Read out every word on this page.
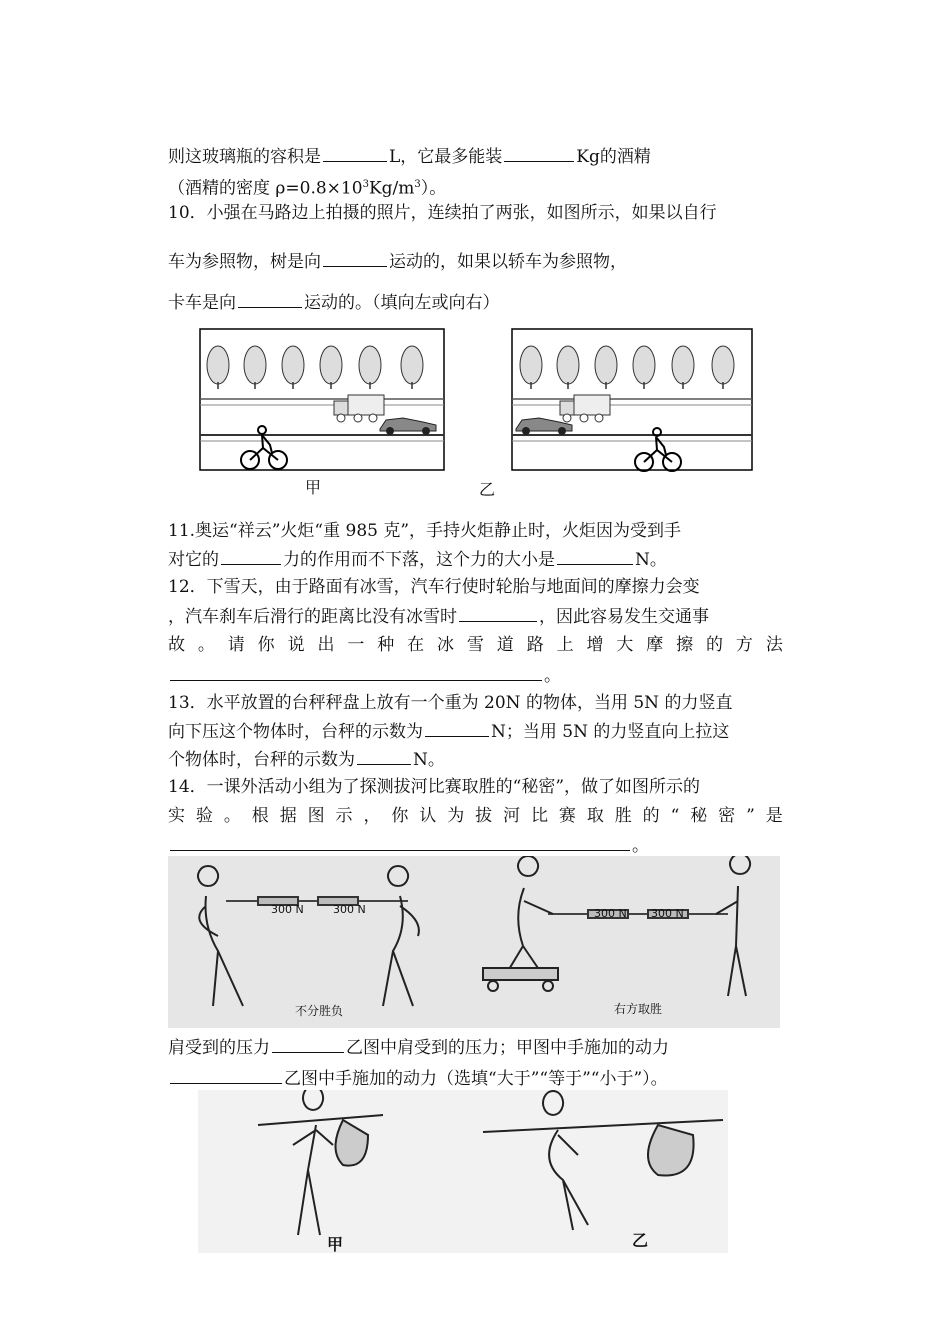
则这玻璃瓶的容积是	L，它最多能装	Kg的酒精
（酒精的密度 $\rho=0.8\times 10^3Kg/m^3$）。
10．小强在马路边上拍摄的照片，连续拍了两张，如图所示，如果以自行
车为参照物，树是向	运动的，如果以轿车为参照物，
卡车是向	运动的。（填向左或向右）
甲	乙
11.奥运“祥云”火炬“重 985 克”，手持火炬静止时，火炬因为受到手
对它的	力的作用而不下落，这个力的大小是	N。
12．下雪天，由于路面有冰雪，汽车行使时轮胎与地面间的摩擦力会变
，汽车刹车后滑行的距离比没有冰雪时	，因此容易发生交通事
故 。 请 你 说 出 一 种 在 冰 雪 道 路 上 增 大 摩 擦 的 方 法
。
13．水平放置的台秤秤盘上放有一个重为 20N 的物体，当用 5N 的力竖直
向下压这个物体时，台秤的示数为	N；当用 5N 的力竖直向上拉这
个物体时，台秤的示数为	N。
14．一课外活动小组为了探测拔河比赛取胜的“秘密”，做了如图所示的
实 验 。 根 据 图 示 ， 你 认 为 拔 河 比 赛 取 胜 的 “ 秘 密 ” 是
。
300 N	300 N
不分胜负
300 N 300 N
右方取胜
肩受到的压力	乙图中肩受到的压力；甲图中手施加的动力
乙图中手施加的动力（选填“大于”“等于”“小于”）。
甲	乙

* _Written exercise_
In the entries above, identify every line with the string "台秤的示数为".

* _Exercise solution_
向下压这个物体时，台秤的示数为	N；当用 5N 的力竖直向上拉这
个物体时，台秤的示数为	N。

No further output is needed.